EXTRACTED INFORMATION
************
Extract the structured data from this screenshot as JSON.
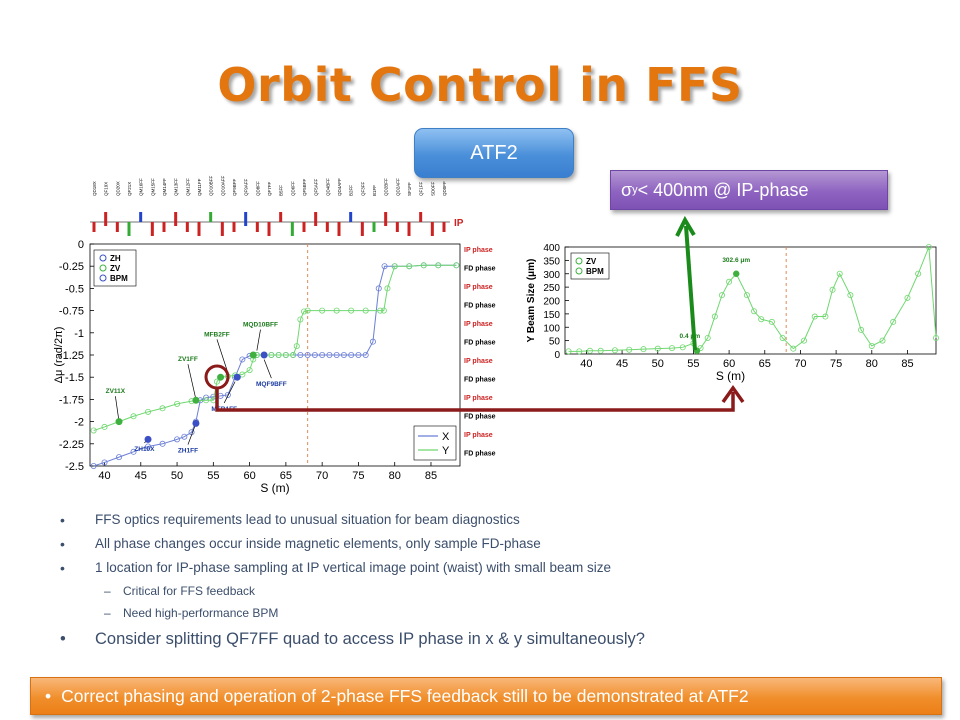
{
  "slide": {
    "title": "Orbit Control in FFS",
    "atf2_button": "ATF2",
    "sigma_box": {
      "prefix": "σ",
      "sub": "y",
      "suffix": " < 400nm @ IP-phase"
    },
    "bullets": [
      "FFS optics requirements lead to unusual situation for beam diagnostics",
      "All phase changes occur inside magnetic elements, only sample FD-phase",
      "1 location for IP-phase sampling at IP vertical image point (waist) with small beam size"
    ],
    "sub_bullets": [
      "Critical for FFS feedback",
      "Need high-performance BPM"
    ],
    "bullet_large": "Consider splitting QF7FF quad to access IP phase in x & y simultaneously?",
    "footer": "Correct phasing and operation of 2-phase FFS feedback still to be demonstrated at ATF2",
    "colors": {
      "title": "#e3760e",
      "text": "#3b4e6b",
      "atf2": "#4a8fd9",
      "sigma": "#8e63c0",
      "footer": "#f08f2c",
      "arrow_dark_red": "#8b1a1a",
      "arrow_green": "#1a8a1a"
    }
  },
  "chart_data": [
    {
      "type": "line",
      "ylabel": "Δμ (rad/2π)",
      "xlabel": "S (m)",
      "xlim": [
        38,
        89
      ],
      "ylim": [
        -2.5,
        0
      ],
      "xticks": [
        40,
        45,
        50,
        55,
        60,
        65,
        70,
        75,
        80,
        85
      ],
      "yticks": [
        0,
        -0.25,
        -0.5,
        -0.75,
        -1,
        -1.25,
        -1.5,
        -1.75,
        -2,
        -2.25,
        -2.5
      ],
      "ytick_labels": [
        "0",
        "-0.25",
        "-0.5",
        "-0.75",
        "-1",
        "-1.25",
        "-1.5",
        "-1.75",
        "-2",
        "-2.25",
        "-2.5"
      ],
      "phase_labels": [
        "IP phase",
        "FD phase",
        "IP phase",
        "FD phase",
        "IP phase",
        "FD phase",
        "IP phase",
        "FD phase",
        "IP phase",
        "FD phase",
        "IP phase",
        "FD phase"
      ],
      "legend_top": [
        "ZH",
        "ZV",
        "BPM"
      ],
      "series": [
        {
          "name": "X",
          "color": "#6b7fd6",
          "x": [
            38.5,
            40,
            42,
            44,
            46,
            48,
            50,
            51,
            52,
            52.6,
            53.2,
            54,
            55,
            56,
            57,
            58,
            59,
            60,
            61,
            62,
            63,
            64,
            65,
            66,
            67,
            68,
            69,
            70,
            71,
            72,
            73,
            74,
            75,
            76,
            77,
            77.8,
            78.6,
            80,
            82,
            84,
            86,
            88.5
          ],
          "y": [
            -2.5,
            -2.46,
            -2.4,
            -2.34,
            -2.28,
            -2.25,
            -2.2,
            -2.17,
            -2.12,
            -2.0,
            -1.76,
            -1.73,
            -1.72,
            -1.71,
            -1.7,
            -1.5,
            -1.3,
            -1.26,
            -1.25,
            -1.25,
            -1.25,
            -1.25,
            -1.25,
            -1.25,
            -1.25,
            -1.25,
            -1.25,
            -1.25,
            -1.25,
            -1.25,
            -1.25,
            -1.25,
            -1.25,
            -1.25,
            -1.1,
            -0.5,
            -0.25,
            -0.25,
            -0.25,
            -0.24,
            -0.24,
            -0.24
          ]
        },
        {
          "name": "Y",
          "color": "#6fd86f",
          "x": [
            38.5,
            40,
            42,
            44,
            46,
            48,
            50,
            52,
            54,
            55,
            55.5,
            56,
            57,
            58,
            59,
            60,
            60.5,
            61,
            62,
            63,
            64,
            65,
            66,
            66.5,
            67,
            67.5,
            68,
            70,
            72,
            74,
            76,
            78,
            78.5,
            79,
            80,
            82,
            84,
            86,
            88.5
          ],
          "y": [
            -2.1,
            -2.06,
            -2.0,
            -1.94,
            -1.89,
            -1.85,
            -1.8,
            -1.77,
            -1.76,
            -1.76,
            -1.55,
            -1.5,
            -1.49,
            -1.48,
            -1.47,
            -1.42,
            -1.3,
            -1.25,
            -1.25,
            -1.25,
            -1.25,
            -1.25,
            -1.25,
            -1.15,
            -0.85,
            -0.76,
            -0.75,
            -0.75,
            -0.75,
            -0.75,
            -0.75,
            -0.75,
            -0.75,
            -0.5,
            -0.25,
            -0.25,
            -0.24,
            -0.24,
            -0.24
          ]
        }
      ],
      "annotations": [
        "ZV11X",
        "ZH10X",
        "ZV1FF",
        "ZH1FF",
        "MFB2FF",
        "MFB1FF",
        "MQD10BFF",
        "MQF9BFF"
      ],
      "lattice_labels": [
        "QD18X",
        "QF19X",
        "QD20X",
        "QF21X",
        "QM16FF",
        "QM15FF",
        "QM14FF",
        "QM13FF",
        "QM12FF",
        "QM11FF",
        "QD10BFF",
        "QD10AFF",
        "QF9BFF",
        "QF9AFF",
        "QD8FF",
        "QF7FF",
        "B5FF",
        "QD6FF",
        "QF5BFF",
        "QF5AFF",
        "QD4BFF",
        "QD4AFF",
        "B2FF",
        "QF3FF",
        "B1FF",
        "QD2BFF",
        "QD2AFF",
        "SF1FF",
        "QF1FF",
        "SD0FF",
        "QD0FF"
      ],
      "lattice_ip_label": "IP"
    },
    {
      "type": "scatter",
      "ylabel": "Y Beam Size (μm)",
      "xlabel": "S (m)",
      "xlim": [
        37,
        89
      ],
      "ylim": [
        0,
        400
      ],
      "xticks": [
        40,
        45,
        50,
        55,
        60,
        65,
        70,
        75,
        80,
        85
      ],
      "yticks": [
        0,
        50,
        100,
        150,
        200,
        250,
        300,
        350,
        400
      ],
      "legend": [
        "ZV",
        "BPM"
      ],
      "series": [
        {
          "name": "BPM",
          "color": "#6fd86f",
          "x": [
            37.5,
            39,
            40.5,
            42,
            44,
            46,
            48,
            50,
            52,
            53.5,
            55,
            55.5,
            56,
            57,
            58,
            59,
            60,
            61,
            62.5,
            63.5,
            64.5,
            66,
            67.5,
            69,
            70.5,
            72,
            73.5,
            74.5,
            75.5,
            77,
            78.5,
            80,
            81.5,
            83,
            85,
            86.5,
            88,
            89
          ],
          "y": [
            10,
            10,
            12,
            12,
            14,
            16,
            18,
            20,
            22,
            25,
            40,
            12,
            22,
            60,
            140,
            220,
            270,
            300,
            220,
            160,
            130,
            120,
            60,
            20,
            50,
            140,
            140,
            240,
            300,
            220,
            90,
            30,
            50,
            120,
            210,
            300,
            400,
            60
          ]
        }
      ],
      "annotations": [
        "302.6 μm",
        "0.4 μm"
      ]
    }
  ]
}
************
GOAL
Print the complete listing exactly, apart from any pictures.

WRITTEN ANSWER
Extract the structured data from this screenshot as JSON.
{
  "slide": {
    "title": "Orbit Control in FFS",
    "atf2_button": "ATF2",
    "sigma_box": {
      "prefix": "σ",
      "sub": "y",
      "suffix": " < 400nm @ IP-phase"
    },
    "bullets": [
      "FFS optics requirements lead to unusual situation for beam diagnostics",
      "All phase changes occur inside magnetic elements, only sample FD-phase",
      "1 location for IP-phase sampling at IP vertical image point (waist) with small beam size"
    ],
    "sub_bullets": [
      "Critical for FFS feedback",
      "Need high-performance BPM"
    ],
    "bullet_large": "Consider splitting QF7FF quad to access IP phase in x & y simultaneously?",
    "footer": "Correct phasing and operation of 2-phase FFS feedback still to be demonstrated at ATF2",
    "colors": {
      "title": "#e3760e",
      "text": "#3b4e6b",
      "atf2": "#4a8fd9",
      "sigma": "#8e63c0",
      "footer": "#f08f2c",
      "arrow_dark_red": "#8b1a1a",
      "arrow_green": "#1a8a1a"
    }
  },
  "chart_data": [
    {
      "type": "line",
      "ylabel": "Δμ (rad/2π)",
      "xlabel": "S (m)",
      "xlim": [
        38,
        89
      ],
      "ylim": [
        -2.5,
        0
      ],
      "xticks": [
        40,
        45,
        50,
        55,
        60,
        65,
        70,
        75,
        80,
        85
      ],
      "yticks": [
        0,
        -0.25,
        -0.5,
        -0.75,
        -1,
        -1.25,
        -1.5,
        -1.75,
        -2,
        -2.25,
        -2.5
      ],
      "ytick_labels": [
        "0",
        "-0.25",
        "-0.5",
        "-0.75",
        "-1",
        "-1.25",
        "-1.5",
        "-1.75",
        "-2",
        "-2.25",
        "-2.5"
      ],
      "phase_labels": [
        "IP phase",
        "FD phase",
        "IP phase",
        "FD phase",
        "IP phase",
        "FD phase",
        "IP phase",
        "FD phase",
        "IP phase",
        "FD phase",
        "IP phase",
        "FD phase"
      ],
      "legend_top": [
        "ZH",
        "ZV",
        "BPM"
      ],
      "series": [
        {
          "name": "X",
          "color": "#6b7fd6",
          "x": [
            38.5,
            40,
            42,
            44,
            46,
            48,
            50,
            51,
            52,
            52.6,
            53.2,
            54,
            55,
            56,
            57,
            58,
            59,
            60,
            61,
            62,
            63,
            64,
            65,
            66,
            67,
            68,
            69,
            70,
            71,
            72,
            73,
            74,
            75,
            76,
            77,
            77.8,
            78.6,
            80,
            82,
            84,
            86,
            88.5
          ],
          "y": [
            -2.5,
            -2.46,
            -2.4,
            -2.34,
            -2.28,
            -2.25,
            -2.2,
            -2.17,
            -2.12,
            -2.0,
            -1.76,
            -1.73,
            -1.72,
            -1.71,
            -1.7,
            -1.5,
            -1.3,
            -1.26,
            -1.25,
            -1.25,
            -1.25,
            -1.25,
            -1.25,
            -1.25,
            -1.25,
            -1.25,
            -1.25,
            -1.25,
            -1.25,
            -1.25,
            -1.25,
            -1.25,
            -1.25,
            -1.25,
            -1.1,
            -0.5,
            -0.25,
            -0.25,
            -0.25,
            -0.24,
            -0.24,
            -0.24
          ]
        },
        {
          "name": "Y",
          "color": "#6fd86f",
          "x": [
            38.5,
            40,
            42,
            44,
            46,
            48,
            50,
            52,
            54,
            55,
            55.5,
            56,
            57,
            58,
            59,
            60,
            60.5,
            61,
            62,
            63,
            64,
            65,
            66,
            66.5,
            67,
            67.5,
            68,
            70,
            72,
            74,
            76,
            78,
            78.5,
            79,
            80,
            82,
            84,
            86,
            88.5
          ],
          "y": [
            -2.1,
            -2.06,
            -2.0,
            -1.94,
            -1.89,
            -1.85,
            -1.8,
            -1.77,
            -1.76,
            -1.76,
            -1.55,
            -1.5,
            -1.49,
            -1.48,
            -1.47,
            -1.42,
            -1.3,
            -1.25,
            -1.25,
            -1.25,
            -1.25,
            -1.25,
            -1.25,
            -1.15,
            -0.85,
            -0.76,
            -0.75,
            -0.75,
            -0.75,
            -0.75,
            -0.75,
            -0.75,
            -0.75,
            -0.5,
            -0.25,
            -0.25,
            -0.24,
            -0.24,
            -0.24
          ]
        }
      ],
      "annotations": [
        "ZV11X",
        "ZH10X",
        "ZV1FF",
        "ZH1FF",
        "MFB2FF",
        "MFB1FF",
        "MQD10BFF",
        "MQF9BFF"
      ],
      "lattice_labels": [
        "QD18X",
        "QF19X",
        "QD20X",
        "QF21X",
        "QM16FF",
        "QM15FF",
        "QM14FF",
        "QM13FF",
        "QM12FF",
        "QM11FF",
        "QD10BFF",
        "QD10AFF",
        "QF9BFF",
        "QF9AFF",
        "QD8FF",
        "QF7FF",
        "B5FF",
        "QD6FF",
        "QF5BFF",
        "QF5AFF",
        "QD4BFF",
        "QD4AFF",
        "B2FF",
        "QF3FF",
        "B1FF",
        "QD2BFF",
        "QD2AFF",
        "SF1FF",
        "QF1FF",
        "SD0FF",
        "QD0FF"
      ],
      "lattice_ip_label": "IP"
    },
    {
      "type": "scatter",
      "ylabel": "Y Beam Size (μm)",
      "xlabel": "S (m)",
      "xlim": [
        37,
        89
      ],
      "ylim": [
        0,
        400
      ],
      "xticks": [
        40,
        45,
        50,
        55,
        60,
        65,
        70,
        75,
        80,
        85
      ],
      "yticks": [
        0,
        50,
        100,
        150,
        200,
        250,
        300,
        350,
        400
      ],
      "legend": [
        "ZV",
        "BPM"
      ],
      "series": [
        {
          "name": "BPM",
          "color": "#6fd86f",
          "x": [
            37.5,
            39,
            40.5,
            42,
            44,
            46,
            48,
            50,
            52,
            53.5,
            55,
            55.5,
            56,
            57,
            58,
            59,
            60,
            61,
            62.5,
            63.5,
            64.5,
            66,
            67.5,
            69,
            70.5,
            72,
            73.5,
            74.5,
            75.5,
            77,
            78.5,
            80,
            81.5,
            83,
            85,
            86.5,
            88,
            89
          ],
          "y": [
            10,
            10,
            12,
            12,
            14,
            16,
            18,
            20,
            22,
            25,
            40,
            12,
            22,
            60,
            140,
            220,
            270,
            300,
            220,
            160,
            130,
            120,
            60,
            20,
            50,
            140,
            140,
            240,
            300,
            220,
            90,
            30,
            50,
            120,
            210,
            300,
            400,
            60
          ]
        }
      ],
      "annotations": [
        "302.6 μm",
        "0.4 μm"
      ]
    }
  ]
}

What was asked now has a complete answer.